• PROVIDED RECORDS:
- - - - - - -

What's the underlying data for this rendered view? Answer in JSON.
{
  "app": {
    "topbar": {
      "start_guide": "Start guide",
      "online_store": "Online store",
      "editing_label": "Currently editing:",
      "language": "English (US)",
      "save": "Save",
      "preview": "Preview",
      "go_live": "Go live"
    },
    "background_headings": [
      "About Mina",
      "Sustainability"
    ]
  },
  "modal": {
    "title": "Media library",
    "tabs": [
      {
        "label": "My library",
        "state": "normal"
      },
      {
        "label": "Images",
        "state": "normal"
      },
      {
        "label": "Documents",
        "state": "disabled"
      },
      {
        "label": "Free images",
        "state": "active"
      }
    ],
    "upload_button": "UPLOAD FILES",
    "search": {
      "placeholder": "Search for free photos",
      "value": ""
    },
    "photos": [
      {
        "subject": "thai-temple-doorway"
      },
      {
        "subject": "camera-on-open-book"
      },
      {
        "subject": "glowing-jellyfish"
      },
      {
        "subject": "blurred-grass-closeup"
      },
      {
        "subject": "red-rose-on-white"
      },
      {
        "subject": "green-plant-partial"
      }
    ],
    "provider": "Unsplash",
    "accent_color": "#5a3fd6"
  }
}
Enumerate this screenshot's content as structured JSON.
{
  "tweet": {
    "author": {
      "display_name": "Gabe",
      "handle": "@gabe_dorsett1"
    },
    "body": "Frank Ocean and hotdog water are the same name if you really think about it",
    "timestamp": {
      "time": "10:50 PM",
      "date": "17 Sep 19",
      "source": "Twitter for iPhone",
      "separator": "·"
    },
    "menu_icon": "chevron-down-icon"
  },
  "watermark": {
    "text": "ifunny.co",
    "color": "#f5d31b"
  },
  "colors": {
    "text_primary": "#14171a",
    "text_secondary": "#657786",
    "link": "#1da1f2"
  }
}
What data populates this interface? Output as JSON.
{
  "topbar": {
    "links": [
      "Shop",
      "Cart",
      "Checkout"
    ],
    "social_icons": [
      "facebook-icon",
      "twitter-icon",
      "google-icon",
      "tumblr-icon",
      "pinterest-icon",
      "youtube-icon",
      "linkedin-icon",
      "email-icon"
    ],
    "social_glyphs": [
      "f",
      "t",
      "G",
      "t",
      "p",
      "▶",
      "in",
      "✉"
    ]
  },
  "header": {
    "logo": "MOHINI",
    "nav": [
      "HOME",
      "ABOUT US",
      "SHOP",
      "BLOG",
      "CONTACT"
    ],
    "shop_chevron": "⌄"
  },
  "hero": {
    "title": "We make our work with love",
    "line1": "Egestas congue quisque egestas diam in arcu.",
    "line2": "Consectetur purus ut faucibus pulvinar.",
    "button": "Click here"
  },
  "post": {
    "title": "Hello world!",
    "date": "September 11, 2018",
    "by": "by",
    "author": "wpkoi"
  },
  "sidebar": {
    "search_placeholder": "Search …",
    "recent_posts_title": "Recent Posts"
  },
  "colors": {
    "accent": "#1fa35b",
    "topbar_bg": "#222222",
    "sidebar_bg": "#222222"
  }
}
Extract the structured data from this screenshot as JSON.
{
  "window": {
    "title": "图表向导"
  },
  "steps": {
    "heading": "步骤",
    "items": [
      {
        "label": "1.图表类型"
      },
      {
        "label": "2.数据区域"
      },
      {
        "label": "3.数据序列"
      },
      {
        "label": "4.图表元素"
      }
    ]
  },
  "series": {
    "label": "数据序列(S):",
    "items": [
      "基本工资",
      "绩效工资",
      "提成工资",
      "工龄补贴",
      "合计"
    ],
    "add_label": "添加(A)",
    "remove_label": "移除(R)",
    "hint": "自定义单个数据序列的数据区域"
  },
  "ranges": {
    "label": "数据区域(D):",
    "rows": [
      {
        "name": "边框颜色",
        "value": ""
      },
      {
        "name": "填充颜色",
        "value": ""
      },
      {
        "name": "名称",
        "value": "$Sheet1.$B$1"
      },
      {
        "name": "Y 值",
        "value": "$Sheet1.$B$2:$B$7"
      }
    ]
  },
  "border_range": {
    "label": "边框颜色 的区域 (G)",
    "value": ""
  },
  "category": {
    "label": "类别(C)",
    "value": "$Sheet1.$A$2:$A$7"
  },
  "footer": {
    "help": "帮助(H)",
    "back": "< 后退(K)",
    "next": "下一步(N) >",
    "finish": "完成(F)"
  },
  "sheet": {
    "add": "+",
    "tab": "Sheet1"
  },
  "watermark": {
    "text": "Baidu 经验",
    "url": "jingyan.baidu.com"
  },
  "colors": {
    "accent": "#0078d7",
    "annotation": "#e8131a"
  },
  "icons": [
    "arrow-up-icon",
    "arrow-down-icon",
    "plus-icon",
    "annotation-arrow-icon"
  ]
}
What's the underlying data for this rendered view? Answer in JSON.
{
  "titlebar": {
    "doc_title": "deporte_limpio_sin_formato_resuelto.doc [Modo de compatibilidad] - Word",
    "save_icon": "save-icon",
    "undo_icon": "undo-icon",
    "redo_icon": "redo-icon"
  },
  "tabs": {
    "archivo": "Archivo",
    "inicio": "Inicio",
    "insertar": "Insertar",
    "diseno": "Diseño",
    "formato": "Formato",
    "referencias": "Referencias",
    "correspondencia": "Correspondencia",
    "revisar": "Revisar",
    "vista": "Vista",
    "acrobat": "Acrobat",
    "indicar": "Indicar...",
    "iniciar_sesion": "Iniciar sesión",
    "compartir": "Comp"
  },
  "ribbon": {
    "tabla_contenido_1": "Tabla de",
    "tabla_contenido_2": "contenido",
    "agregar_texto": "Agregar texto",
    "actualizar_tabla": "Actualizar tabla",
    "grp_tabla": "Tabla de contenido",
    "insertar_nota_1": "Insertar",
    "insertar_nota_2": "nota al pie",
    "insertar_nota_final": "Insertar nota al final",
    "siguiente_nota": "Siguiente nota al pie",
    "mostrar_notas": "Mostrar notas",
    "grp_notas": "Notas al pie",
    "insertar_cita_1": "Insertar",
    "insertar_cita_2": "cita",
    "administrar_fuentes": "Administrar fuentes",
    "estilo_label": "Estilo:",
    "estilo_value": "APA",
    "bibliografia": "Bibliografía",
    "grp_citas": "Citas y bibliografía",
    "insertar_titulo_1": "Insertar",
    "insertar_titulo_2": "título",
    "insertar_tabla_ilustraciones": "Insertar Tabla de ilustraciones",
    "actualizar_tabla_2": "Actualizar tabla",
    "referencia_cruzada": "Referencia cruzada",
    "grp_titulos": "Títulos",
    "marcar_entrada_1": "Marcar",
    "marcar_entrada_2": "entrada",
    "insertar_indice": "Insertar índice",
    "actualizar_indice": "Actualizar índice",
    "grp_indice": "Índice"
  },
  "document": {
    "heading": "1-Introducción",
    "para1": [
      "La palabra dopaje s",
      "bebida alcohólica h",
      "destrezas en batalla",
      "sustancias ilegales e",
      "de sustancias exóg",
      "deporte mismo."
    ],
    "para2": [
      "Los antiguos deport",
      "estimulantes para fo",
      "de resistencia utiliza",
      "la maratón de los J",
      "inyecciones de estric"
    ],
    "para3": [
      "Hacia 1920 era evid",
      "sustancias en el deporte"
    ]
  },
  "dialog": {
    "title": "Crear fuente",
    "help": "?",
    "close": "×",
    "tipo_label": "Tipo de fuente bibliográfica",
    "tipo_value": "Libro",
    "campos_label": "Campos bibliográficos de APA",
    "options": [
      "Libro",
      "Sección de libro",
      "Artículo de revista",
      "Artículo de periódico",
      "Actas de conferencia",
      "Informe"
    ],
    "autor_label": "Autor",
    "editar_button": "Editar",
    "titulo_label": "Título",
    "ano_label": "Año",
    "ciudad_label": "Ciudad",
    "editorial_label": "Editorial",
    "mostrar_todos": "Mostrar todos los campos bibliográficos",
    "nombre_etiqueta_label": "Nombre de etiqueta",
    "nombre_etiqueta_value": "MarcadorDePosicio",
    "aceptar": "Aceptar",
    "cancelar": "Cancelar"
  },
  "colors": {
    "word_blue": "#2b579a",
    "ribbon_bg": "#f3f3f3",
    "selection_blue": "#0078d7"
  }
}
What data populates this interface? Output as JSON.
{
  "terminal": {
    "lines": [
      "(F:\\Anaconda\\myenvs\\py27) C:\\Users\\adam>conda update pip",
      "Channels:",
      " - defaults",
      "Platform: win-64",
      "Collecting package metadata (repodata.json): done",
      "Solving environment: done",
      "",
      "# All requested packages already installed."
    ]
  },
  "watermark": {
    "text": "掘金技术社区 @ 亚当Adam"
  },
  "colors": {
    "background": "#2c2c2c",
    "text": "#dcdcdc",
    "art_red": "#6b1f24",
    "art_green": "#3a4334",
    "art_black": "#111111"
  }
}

- - - - - - -

• SET TASK:
Read the entries above, then pull out the lines that include "down".

• CORRECT RESPONSE:
    "menu_icon": "chevron-down-icon"
    "arrow-down-icon",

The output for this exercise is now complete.